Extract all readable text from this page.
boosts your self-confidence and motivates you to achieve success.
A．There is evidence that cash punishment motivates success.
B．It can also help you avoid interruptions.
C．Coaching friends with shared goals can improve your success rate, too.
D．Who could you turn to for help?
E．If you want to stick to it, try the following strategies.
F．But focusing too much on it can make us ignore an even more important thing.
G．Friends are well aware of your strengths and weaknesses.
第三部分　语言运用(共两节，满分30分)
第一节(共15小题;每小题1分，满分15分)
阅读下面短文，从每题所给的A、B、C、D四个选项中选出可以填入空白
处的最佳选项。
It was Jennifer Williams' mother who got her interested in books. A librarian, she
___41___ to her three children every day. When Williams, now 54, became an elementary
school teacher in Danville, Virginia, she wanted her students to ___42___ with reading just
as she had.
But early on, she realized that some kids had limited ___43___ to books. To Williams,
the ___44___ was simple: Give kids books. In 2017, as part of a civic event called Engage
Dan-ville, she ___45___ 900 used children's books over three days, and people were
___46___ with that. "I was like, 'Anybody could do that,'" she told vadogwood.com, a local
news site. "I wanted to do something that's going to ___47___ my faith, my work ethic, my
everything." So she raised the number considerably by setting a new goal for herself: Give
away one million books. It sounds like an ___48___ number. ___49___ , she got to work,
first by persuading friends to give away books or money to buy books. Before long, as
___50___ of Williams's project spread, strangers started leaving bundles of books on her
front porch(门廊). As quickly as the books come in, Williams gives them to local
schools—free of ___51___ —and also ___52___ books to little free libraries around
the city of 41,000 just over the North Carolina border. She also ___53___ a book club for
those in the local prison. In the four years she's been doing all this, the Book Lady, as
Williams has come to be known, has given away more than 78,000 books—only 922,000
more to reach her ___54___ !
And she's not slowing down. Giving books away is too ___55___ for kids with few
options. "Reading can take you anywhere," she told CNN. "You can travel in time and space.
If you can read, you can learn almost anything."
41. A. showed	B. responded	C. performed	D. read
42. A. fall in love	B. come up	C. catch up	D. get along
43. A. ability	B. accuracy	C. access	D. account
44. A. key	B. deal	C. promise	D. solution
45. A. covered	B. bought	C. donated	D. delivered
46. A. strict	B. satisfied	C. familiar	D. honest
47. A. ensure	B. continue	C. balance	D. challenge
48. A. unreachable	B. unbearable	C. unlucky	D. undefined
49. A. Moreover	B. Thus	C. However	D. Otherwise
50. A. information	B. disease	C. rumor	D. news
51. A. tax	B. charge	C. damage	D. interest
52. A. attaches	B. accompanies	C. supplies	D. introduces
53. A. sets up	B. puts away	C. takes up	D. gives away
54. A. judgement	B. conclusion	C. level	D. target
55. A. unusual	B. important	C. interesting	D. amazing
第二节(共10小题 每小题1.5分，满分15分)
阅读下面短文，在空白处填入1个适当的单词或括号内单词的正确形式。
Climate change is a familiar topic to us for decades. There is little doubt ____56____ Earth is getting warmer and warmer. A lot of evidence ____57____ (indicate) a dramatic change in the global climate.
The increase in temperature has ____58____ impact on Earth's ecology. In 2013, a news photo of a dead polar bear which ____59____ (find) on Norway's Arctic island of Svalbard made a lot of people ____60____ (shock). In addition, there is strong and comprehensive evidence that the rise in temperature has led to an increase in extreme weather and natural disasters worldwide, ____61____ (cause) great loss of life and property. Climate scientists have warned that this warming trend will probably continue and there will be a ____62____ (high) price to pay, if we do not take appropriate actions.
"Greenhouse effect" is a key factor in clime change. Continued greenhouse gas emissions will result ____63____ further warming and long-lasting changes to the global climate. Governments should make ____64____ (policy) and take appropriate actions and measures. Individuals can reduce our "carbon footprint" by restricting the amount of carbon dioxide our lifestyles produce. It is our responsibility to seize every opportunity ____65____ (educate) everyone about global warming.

=======

Write out the data again, exactly and in full.

Extract all readable text from this page.
boosts your self-confidence and motivates you to achieve success.
A．There is evidence that cash punishment motivates success.
B．It can also help you avoid interruptions.
C．Coaching friends with shared goals can improve your success rate, too.
D．Who could you turn to for help?
E．If you want to stick to it, try the following strategies.
F．But focusing too much on it can make us ignore an even more important thing.
G．Friends are well aware of your strengths and weaknesses.
第三部分　语言运用(共两节，满分30分)
第一节(共15小题;每小题1分，满分15分)
阅读下面短文，从每题所给的A、B、C、D四个选项中选出可以填入空白
处的最佳选项。
It was Jennifer Williams' mother who got her interested in books. A librarian, she
___41___ to her three children every day. When Williams, now 54, became an elementary
school teacher in Danville, Virginia, she wanted her students to ___42___ with reading just
as she had.
But early on, she realized that some kids had limited ___43___ to books. To Williams,
the ___44___ was simple: Give kids books. In 2017, as part of a civic event called Engage
Dan-ville, she ___45___ 900 used children's books over three days, and people were
___46___ with that. "I was like, 'Anybody could do that,'" she told vadogwood.com, a local
news site. "I wanted to do something that's going to ___47___ my faith, my work ethic, my
everything." So she raised the number considerably by setting a new goal for herself: Give
away one million books. It sounds like an ___48___ number. ___49___ , she got to work,
first by persuading friends to give away books or money to buy books. Before long, as
___50___ of Williams's project spread, strangers started leaving bundles of books on her
front porch(门廊). As quickly as the books come in, Williams gives them to local
schools—free of ___51___ —and also ___52___ books to little free libraries around
the city of 41,000 just over the North Carolina border. She also ___53___ a book club for
those in the local prison. In the four years she's been doing all this, the Book Lady, as
Williams has come to be known, has given away more than 78,000 books—only 922,000
more to reach her ___54___ !
And she's not slowing down. Giving books away is too ___55___ for kids with few
options. "Reading can take you anywhere," she told CNN. "You can travel in time and space.
If you can read, you can learn almost anything."
41. A. showed	B. responded	C. performed	D. read
42. A. fall in love	B. come up	C. catch up	D. get along
43. A. ability	B. accuracy	C. access	D. account
44. A. key	B. deal	C. promise	D. solution
45. A. covered	B. bought	C. donated	D. delivered
46. A. strict	B. satisfied	C. familiar	D. honest
47. A. ensure	B. continue	C. balance	D. challenge
48. A. unreachable	B. unbearable	C. unlucky	D. undefined
49. A. Moreover	B. Thus	C. However	D. Otherwise
50. A. information	B. disease	C. rumor	D. news
51. A. tax	B. charge	C. damage	D. interest
52. A. attaches	B. accompanies	C. supplies	D. introduces
53. A. sets up	B. puts away	C. takes up	D. gives away
54. A. judgement	B. conclusion	C. level	D. target
55. A. unusual	B. important	C. interesting	D. amazing
第二节(共10小题 每小题1.5分，满分15分)
阅读下面短文，在空白处填入1个适当的单词或括号内单词的正确形式。
Climate change is a familiar topic to us for decades. There is little doubt ____56____ Earth is getting warmer and warmer. A lot of evidence ____57____ (indicate) a dramatic change in the global climate.
The increase in temperature has ____58____ impact on Earth's ecology. In 2013, a news photo of a dead polar bear which ____59____ (find) on Norway's Arctic island of Svalbard made a lot of people ____60____ (shock). In addition, there is strong and comprehensive evidence that the rise in temperature has led to an increase in extreme weather and natural disasters worldwide, ____61____ (cause) great loss of life and property. Climate scientists have warned that this warming trend will probably continue and there will be a ____62____ (high) price to pay, if we do not take appropriate actions.
"Greenhouse effect" is a key factor in clime change. Continued greenhouse gas emissions will result ____63____ further warming and long-lasting changes to the global climate. Governments should make ____64____ (policy) and take appropriate actions and measures. Individuals can reduce our "carbon footprint" by restricting the amount of carbon dioxide our lifestyles produce. It is our responsibility to seize every opportunity ____65____ (educate) everyone about global warming.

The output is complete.